WHAT TO PRODUCE ▸ Give as a JSON list of strings the lines of the records starting with the line that contains "x-tick-label: .50 <box>167 626 194 642</box>" and going on through the line that contains "x-tick-label: 1.50 <box>434 626 472 642</box>", one string per line, with blank lines left out.
** START OF THE INPUT **
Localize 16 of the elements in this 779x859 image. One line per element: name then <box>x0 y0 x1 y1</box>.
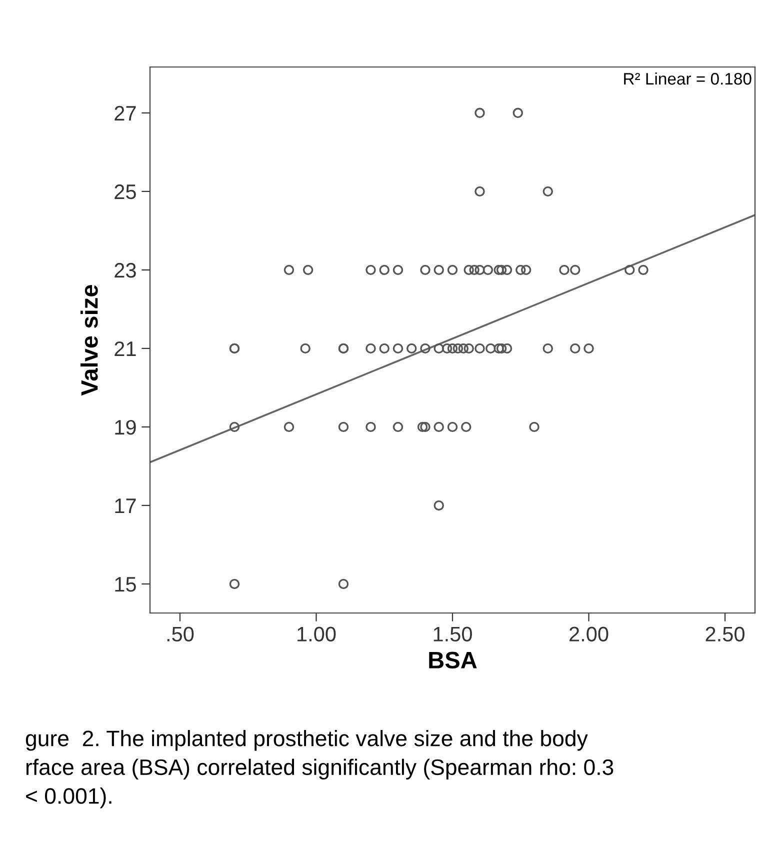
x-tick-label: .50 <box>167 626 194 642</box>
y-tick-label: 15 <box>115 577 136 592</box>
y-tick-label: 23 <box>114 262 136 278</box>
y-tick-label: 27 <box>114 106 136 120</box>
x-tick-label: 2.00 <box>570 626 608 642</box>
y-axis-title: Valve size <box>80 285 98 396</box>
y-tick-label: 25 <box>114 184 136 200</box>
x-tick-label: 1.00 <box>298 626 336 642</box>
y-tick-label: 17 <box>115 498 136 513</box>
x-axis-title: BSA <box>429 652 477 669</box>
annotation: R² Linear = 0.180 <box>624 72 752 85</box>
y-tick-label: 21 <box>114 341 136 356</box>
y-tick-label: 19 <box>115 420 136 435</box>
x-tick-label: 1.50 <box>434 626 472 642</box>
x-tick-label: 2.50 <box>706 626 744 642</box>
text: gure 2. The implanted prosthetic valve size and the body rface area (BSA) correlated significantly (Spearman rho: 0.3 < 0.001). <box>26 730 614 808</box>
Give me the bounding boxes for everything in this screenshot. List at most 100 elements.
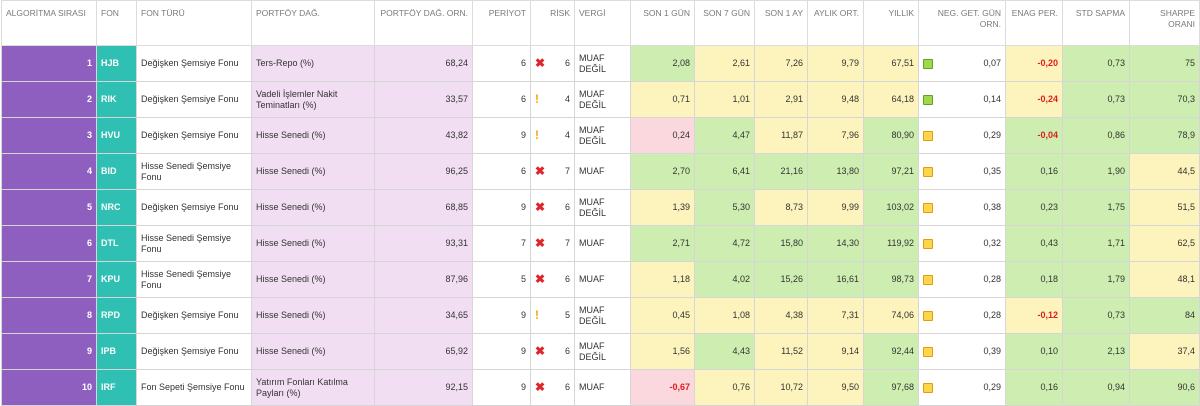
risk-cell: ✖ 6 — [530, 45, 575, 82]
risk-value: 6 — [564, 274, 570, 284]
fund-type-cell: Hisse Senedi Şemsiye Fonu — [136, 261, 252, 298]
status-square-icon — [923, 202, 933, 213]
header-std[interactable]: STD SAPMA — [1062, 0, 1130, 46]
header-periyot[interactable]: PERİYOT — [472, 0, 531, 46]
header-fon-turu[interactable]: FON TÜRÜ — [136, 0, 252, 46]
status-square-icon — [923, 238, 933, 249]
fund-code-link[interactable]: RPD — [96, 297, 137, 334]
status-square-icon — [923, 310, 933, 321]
** END OF THE INPUT **
OUTPUT OF THE EXERCISE ▸
[
  "x-tick-label: .50 <box>167 626 194 642</box>",
  "y-tick-label: 15 <box>115 577 136 592</box>",
  "y-tick-label: 23 <box>114 262 136 278</box>",
  "y-tick-label: 27 <box>114 106 136 120</box>",
  "x-tick-label: 2.00 <box>570 626 608 642</box>",
  "y-axis-title: Valve size <box>80 285 98 396</box>",
  "y-tick-label: 25 <box>114 184 136 200</box>",
  "x-tick-label: 1.00 <box>298 626 336 642</box>",
  "y-tick-label: 17 <box>115 498 136 513</box>",
  "x-axis-title: BSA <box>429 652 477 669</box>",
  "annotation: R² Linear = 0.180 <box>624 72 752 85</box>",
  "y-tick-label: 21 <box>114 341 136 356</box>",
  "y-tick-label: 19 <box>115 420 136 435</box>",
  "x-tick-label: 1.50 <box>434 626 472 642</box>"
]